> REQUIRED WORK: Collect each line of the records containing the string "this".
::::
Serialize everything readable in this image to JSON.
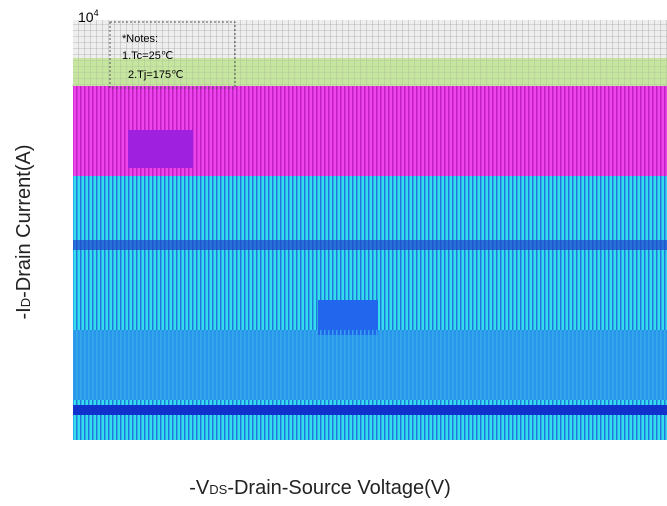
{
  "corner_tick": {
    "base": "10",
    "exp": "4"
  },
  "notes": {
    "title": "*Notes:",
    "items": [
      "1.Tc=25℃",
      "2.Tj=175℃"
    ]
  },
  "y_label": {
    "prefix": "-I",
    "sub": "D",
    "rest": "-Drain Current(A)"
  },
  "x_label": {
    "prefix": "-V",
    "sub": "DS",
    "rest": "-Drain-Source Voltage(V)"
  }
}
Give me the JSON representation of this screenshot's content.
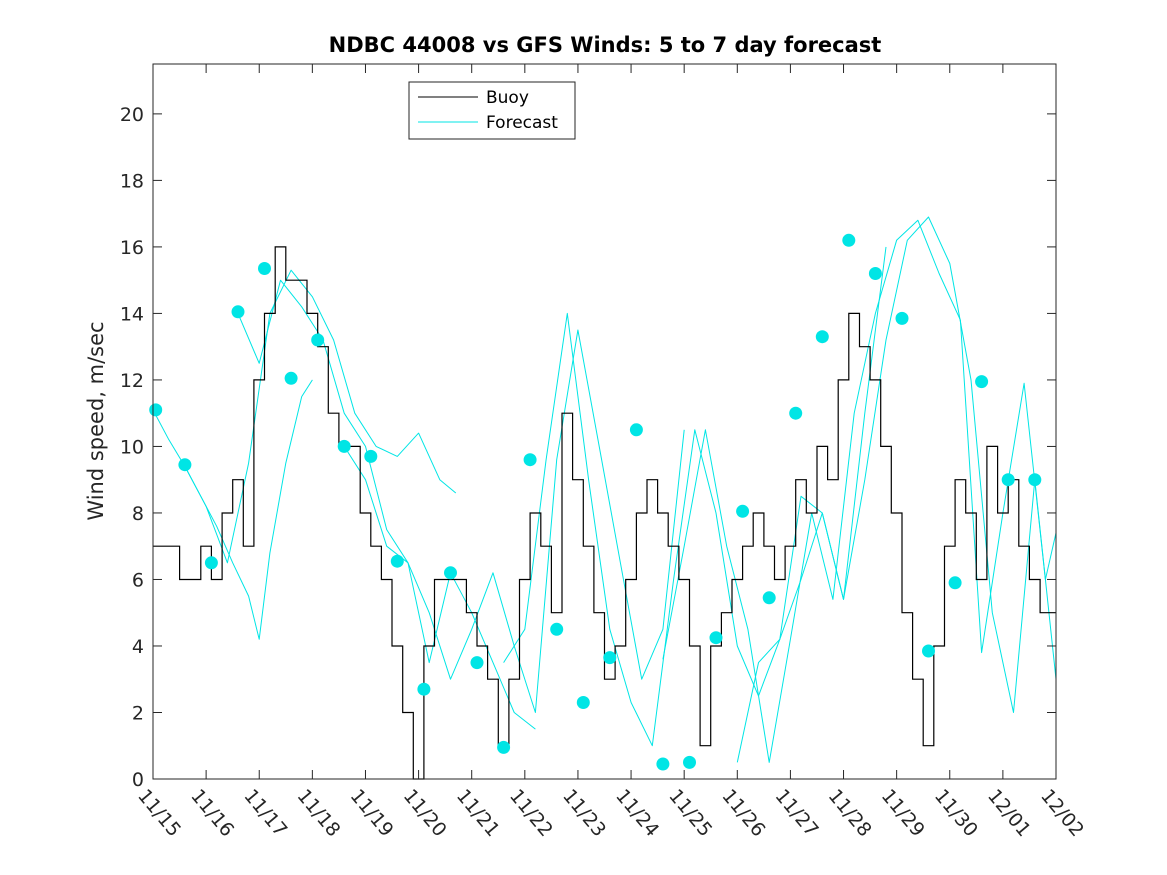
{
  "chart_data": {
    "type": "line",
    "title": "NDBC 44008 vs GFS Winds: 5 to 7 day forecast",
    "xlabel": "",
    "ylabel": "Wind speed, m/sec",
    "xlim": [
      0,
      17
    ],
    "ylim": [
      0,
      21.5
    ],
    "yticks": [
      0,
      2,
      4,
      6,
      8,
      10,
      12,
      14,
      16,
      18,
      20
    ],
    "xtick_labels": [
      "11/15",
      "11/16",
      "11/17",
      "11/18",
      "11/19",
      "11/20",
      "11/21",
      "11/22",
      "11/23",
      "11/24",
      "11/25",
      "11/26",
      "11/27",
      "11/28",
      "11/29",
      "11/30",
      "12/01",
      "12/02"
    ],
    "legend": {
      "position": "top-center",
      "entries": [
        "Buoy",
        "Forecast"
      ]
    },
    "colors": {
      "buoy": "#000000",
      "forecast": "#00e5e5",
      "axis": "#262626"
    },
    "buoy": {
      "name": "Buoy",
      "x": [
        0,
        0.3,
        0.5,
        0.7,
        0.9,
        1.1,
        1.3,
        1.5,
        1.7,
        1.9,
        2.1,
        2.3,
        2.5,
        2.7,
        2.9,
        3.1,
        3.3,
        3.5,
        3.7,
        3.9,
        4.1,
        4.3,
        4.5,
        4.7,
        4.9,
        5.1,
        5.3,
        5.5,
        5.7,
        5.9,
        6.1,
        6.3,
        6.5,
        6.7,
        6.9,
        7.1,
        7.3,
        7.5,
        7.7,
        7.9,
        8.1,
        8.3,
        8.5,
        8.7,
        8.9,
        9.1,
        9.3,
        9.5,
        9.7,
        9.9,
        10.1,
        10.3,
        10.5,
        10.7,
        10.9,
        11.1,
        11.3,
        11.5,
        11.7,
        11.9,
        12.1,
        12.3,
        12.5,
        12.7,
        12.9,
        13.1,
        13.3,
        13.5,
        13.7,
        13.9,
        14.1,
        14.3,
        14.5,
        14.7,
        14.9,
        15.1,
        15.3,
        15.5,
        15.7,
        15.9,
        16.1,
        16.3,
        16.5,
        16.7,
        17
      ],
      "values": [
        7,
        7,
        6,
        6,
        7,
        6,
        8,
        9,
        7,
        12,
        14,
        16,
        15,
        15,
        14,
        13,
        11,
        10,
        10,
        8,
        7,
        6,
        4,
        2,
        0,
        4,
        6,
        6,
        6,
        5,
        4,
        3,
        1,
        3,
        6,
        8,
        7,
        5,
        11,
        9,
        7,
        5,
        3,
        4,
        6,
        8,
        9,
        8,
        7,
        6,
        4,
        1,
        4,
        5,
        6,
        7,
        8,
        7,
        6,
        7,
        9,
        8,
        10,
        9,
        12,
        14,
        13,
        12,
        10,
        8,
        5,
        3,
        1,
        4,
        7,
        9,
        8,
        6,
        10,
        8,
        9,
        7,
        6,
        5,
        5
      ]
    },
    "forecasts": [
      {
        "name": "Forecast",
        "x": [
          0,
          0.3,
          0.6,
          0.9,
          1.2,
          1.5,
          1.8,
          2.0,
          2.2,
          2.5,
          2.8,
          3.0
        ],
        "values": [
          11.1,
          10.2,
          9.4,
          8.5,
          7.6,
          6.5,
          5.5,
          4.2,
          6.8,
          9.5,
          11.5,
          12.0
        ]
      },
      {
        "name": "Forecast",
        "x": [
          0.6,
          1.0,
          1.4,
          1.8,
          2.2,
          2.6,
          3.0,
          3.4,
          3.8,
          4.2,
          4.6,
          5.0,
          5.4,
          5.7
        ],
        "values": [
          9.4,
          8.2,
          6.5,
          9.5,
          14.0,
          15.3,
          14.5,
          13.2,
          11.0,
          10.0,
          9.7,
          10.4,
          9.0,
          8.6
        ]
      },
      {
        "name": "Forecast",
        "x": [
          1.6,
          2.0,
          2.4,
          2.8,
          3.2,
          3.6,
          4.0,
          4.4,
          4.8,
          5.2,
          5.6,
          6.0,
          6.4,
          6.8,
          7.2
        ],
        "values": [
          14.0,
          12.5,
          15.0,
          14.2,
          13.2,
          11.0,
          10.0,
          7.5,
          6.5,
          3.5,
          6.2,
          5.0,
          3.5,
          2.0,
          1.5
        ]
      },
      {
        "name": "Forecast",
        "x": [
          3.6,
          4.0,
          4.4,
          4.8,
          5.2,
          5.6,
          6.0,
          6.4,
          6.8,
          7.2,
          7.6,
          8.0,
          8.4,
          8.8,
          9.2,
          9.6,
          10.0
        ],
        "values": [
          10.0,
          9.0,
          7.0,
          6.5,
          5.0,
          3.0,
          4.5,
          6.2,
          4.0,
          2.0,
          9.6,
          13.5,
          10.0,
          6.5,
          3.0,
          4.5,
          10.5
        ]
      },
      {
        "name": "Forecast",
        "x": [
          6.6,
          7.0,
          7.4,
          7.8,
          8.2,
          8.6,
          9.0,
          9.4,
          9.8,
          10.2,
          10.6,
          11.0,
          11.4,
          11.8,
          12.2,
          12.6,
          13.0,
          13.4,
          13.8
        ],
        "values": [
          3.5,
          4.5,
          9.6,
          14.0,
          9.0,
          4.5,
          2.3,
          1.0,
          6.0,
          10.5,
          8.0,
          4.0,
          2.5,
          4.2,
          8.5,
          8.0,
          5.4,
          11.0,
          16.0
        ]
      },
      {
        "name": "Forecast",
        "x": [
          9.6,
          10.0,
          10.4,
          10.8,
          11.2,
          11.6,
          12.0,
          12.4,
          12.8,
          13.2,
          13.6,
          14.0,
          14.4,
          14.8,
          15.2,
          15.6,
          16.0,
          16.4,
          16.8,
          17.0
        ],
        "values": [
          3.6,
          7.0,
          10.5,
          7.0,
          4.5,
          0.5,
          4.2,
          8.0,
          5.4,
          11.0,
          14.0,
          16.2,
          16.8,
          15.2,
          13.8,
          3.8,
          8.0,
          11.9,
          6.0,
          7.4
        ]
      },
      {
        "name": "Forecast",
        "x": [
          11.0,
          11.4,
          11.8,
          12.2,
          12.6,
          13.0,
          13.4,
          13.8,
          14.2,
          14.6,
          15.0,
          15.4,
          15.8,
          16.2,
          16.6,
          17.0
        ],
        "values": [
          0.5,
          3.5,
          4.2,
          6.0,
          8.0,
          5.4,
          9.0,
          13.2,
          16.2,
          16.9,
          15.5,
          12.0,
          5.0,
          2.0,
          9.0,
          3.0
        ]
      }
    ],
    "forecast_markers": {
      "x": [
        0.05,
        0.6,
        1.1,
        1.6,
        2.1,
        2.6,
        3.1,
        3.6,
        4.1,
        4.6,
        5.1,
        5.6,
        6.1,
        6.6,
        7.1,
        7.6,
        8.1,
        8.6,
        9.1,
        9.6,
        10.1,
        10.6,
        11.1,
        11.6,
        12.1,
        12.6,
        13.1,
        13.6,
        14.1,
        14.6,
        15.1,
        15.6,
        16.1,
        16.6
      ],
      "values": [
        11.1,
        9.45,
        6.5,
        14.05,
        15.35,
        12.05,
        13.2,
        10.0,
        9.7,
        6.55,
        2.7,
        6.2,
        3.5,
        0.95,
        9.6,
        4.5,
        2.3,
        3.65,
        10.5,
        0.45,
        0.5,
        4.25,
        8.05,
        5.45,
        11.0,
        13.3,
        16.2,
        15.2,
        13.85,
        3.85,
        5.9,
        11.95,
        9.0,
        9.0
      ]
    }
  }
}
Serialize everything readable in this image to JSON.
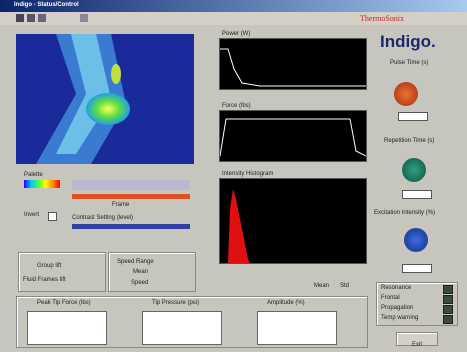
{
  "window": {
    "title": "Indigo - Status/Control"
  },
  "brand": {
    "company": "ThermoSonix",
    "product": "Indigo."
  },
  "plots": {
    "top": "Power (W)",
    "middle": "Force (lbs)",
    "bottom": "Intensity Histogram"
  },
  "left": {
    "palette": "Palette",
    "invert": "Invert",
    "slider1": "Frame",
    "slider2": "Contrast Setting (level)"
  },
  "group": {
    "group_lift": "Group lift",
    "fluid": "Fluid Frames lift"
  },
  "stats": {
    "speed_range": "Speed Range",
    "mean_check": "Mean",
    "speed": "Speed",
    "mean": "Mean",
    "std": "Std"
  },
  "knobs": {
    "pulse": "Pulse Time (s)",
    "repetition": "Repetition Time (s)",
    "intensity": "Excitation Intensity (%)"
  },
  "indicators": [
    "Resonance",
    "Frontal",
    "Propagation",
    "Temp warning"
  ],
  "gauges": [
    "Peak Tip Force (lbs)",
    "Tip Pressure (psi)",
    "Amplitude (%)"
  ],
  "buttons": {
    "exit": "Exit"
  }
}
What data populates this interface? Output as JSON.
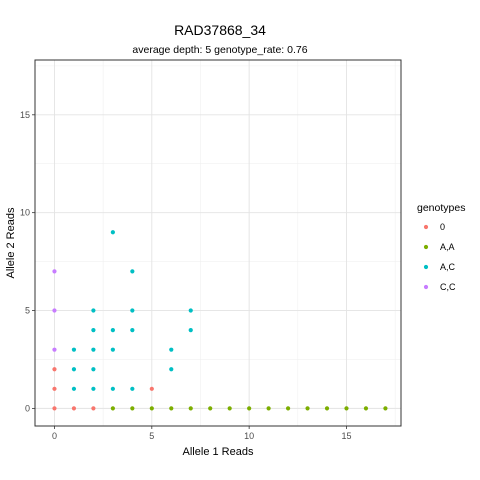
{
  "chart_data": {
    "type": "scatter",
    "title": "RAD37868_34",
    "subtitle": "average depth:  5  genotype_rate:  0.76",
    "xlabel": "Allele 1 Reads",
    "ylabel": "Allele 2 Reads",
    "xlim": [
      -1,
      17.8
    ],
    "ylim": [
      -0.9,
      17.8
    ],
    "x_ticks": [
      0,
      5,
      10,
      15
    ],
    "y_ticks": [
      0,
      5,
      10,
      15
    ],
    "x_tick_labels": [
      "0",
      "5",
      "10",
      "15"
    ],
    "y_tick_labels": [
      "0",
      "5",
      "10",
      "15"
    ],
    "grid": true,
    "legend": {
      "title": "genotypes",
      "position": "right"
    },
    "series": [
      {
        "name": "0",
        "color": "#F8766D",
        "points": [
          [
            0,
            0
          ],
          [
            0,
            1
          ],
          [
            0,
            2
          ],
          [
            1,
            0
          ],
          [
            2,
            0
          ],
          [
            5,
            1
          ]
        ]
      },
      {
        "name": "A,A",
        "color": "#7CAE00",
        "points": [
          [
            3,
            0
          ],
          [
            4,
            0
          ],
          [
            5,
            0
          ],
          [
            6,
            0
          ],
          [
            7,
            0
          ],
          [
            8,
            0
          ],
          [
            9,
            0
          ],
          [
            10,
            0
          ],
          [
            11,
            0
          ],
          [
            12,
            0
          ],
          [
            13,
            0
          ],
          [
            14,
            0
          ],
          [
            15,
            0
          ],
          [
            16,
            0
          ],
          [
            17,
            0
          ]
        ]
      },
      {
        "name": "A,C",
        "color": "#00BFC4",
        "points": [
          [
            1,
            1
          ],
          [
            1,
            2
          ],
          [
            1,
            3
          ],
          [
            2,
            1
          ],
          [
            2,
            2
          ],
          [
            2,
            3
          ],
          [
            2,
            4
          ],
          [
            2,
            5
          ],
          [
            3,
            1
          ],
          [
            3,
            3
          ],
          [
            3,
            4
          ],
          [
            3,
            9
          ],
          [
            4,
            1
          ],
          [
            4,
            4
          ],
          [
            4,
            5
          ],
          [
            4,
            7
          ],
          [
            6,
            2
          ],
          [
            6,
            3
          ],
          [
            7,
            4
          ],
          [
            7,
            5
          ]
        ]
      },
      {
        "name": "C,C",
        "color": "#C77CFF",
        "points": [
          [
            0,
            3
          ],
          [
            0,
            5
          ],
          [
            0,
            7
          ]
        ]
      }
    ]
  }
}
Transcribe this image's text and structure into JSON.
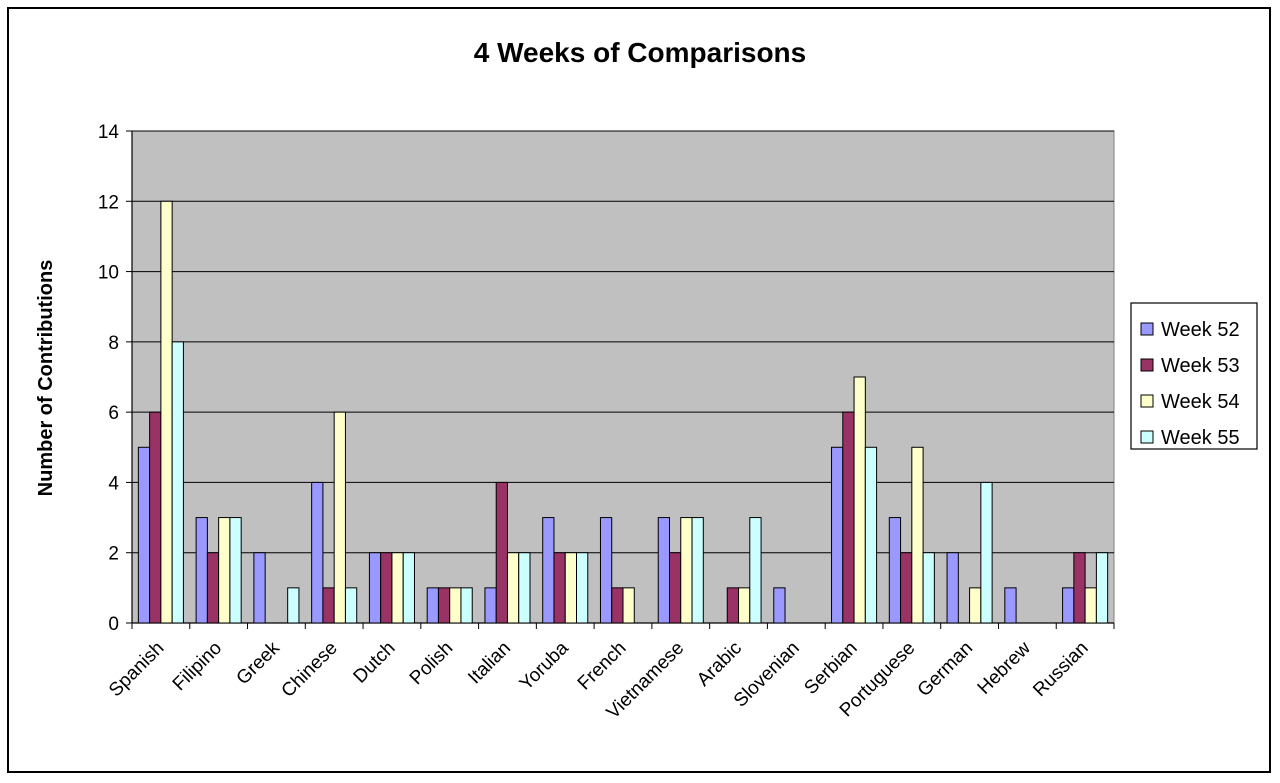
{
  "chart_data": {
    "type": "bar",
    "title": "4 Weeks of Comparisons",
    "xlabel": "",
    "ylabel": "Number of Contributions",
    "ylim": [
      0,
      14
    ],
    "yticks": [
      0,
      2,
      4,
      6,
      8,
      10,
      12,
      14
    ],
    "grid": true,
    "legend_position": "right",
    "plot_background": "#c0c0c0",
    "categories": [
      "Spanish",
      "Filipino",
      "Greek",
      "Chinese",
      "Dutch",
      "Polish",
      "Italian",
      "Yoruba",
      "French",
      "Vietnamese",
      "Arabic",
      "Slovenian",
      "Serbian",
      "Portuguese",
      "German",
      "Hebrew",
      "Russian"
    ],
    "series": [
      {
        "name": "Week 52",
        "color": "#9999ff",
        "values": [
          5,
          3,
          2,
          4,
          2,
          1,
          1,
          3,
          3,
          3,
          0,
          1,
          5,
          3,
          2,
          1,
          1
        ]
      },
      {
        "name": "Week 53",
        "color": "#993366",
        "values": [
          6,
          2,
          0,
          1,
          2,
          1,
          4,
          2,
          1,
          2,
          1,
          0,
          6,
          2,
          0,
          0,
          2
        ]
      },
      {
        "name": "Week 54",
        "color": "#ffffcc",
        "values": [
          12,
          3,
          0,
          6,
          2,
          1,
          2,
          2,
          1,
          3,
          1,
          0,
          7,
          5,
          1,
          0,
          1
        ]
      },
      {
        "name": "Week 55",
        "color": "#ccffff",
        "values": [
          8,
          3,
          1,
          1,
          2,
          1,
          2,
          2,
          0,
          3,
          3,
          0,
          5,
          2,
          4,
          0,
          2
        ]
      }
    ]
  }
}
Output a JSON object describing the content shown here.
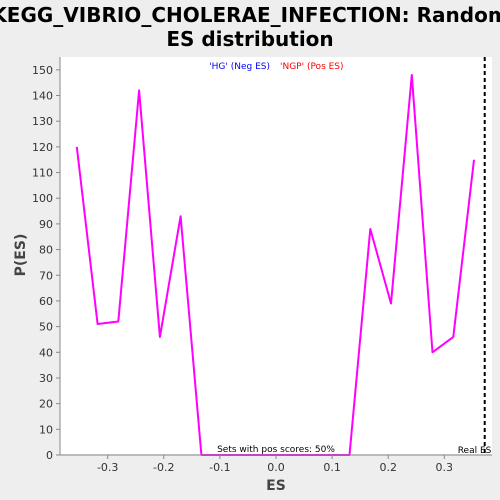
::::
> SOLUTION:
Serialize everything readable in this image to JSON.
Give me the JSON representation of this screenshot's content.
Serialize everything readable in this image to JSON.
What data populates this interface? Output as JSON.
Transcribe this image's text and structure into JSON.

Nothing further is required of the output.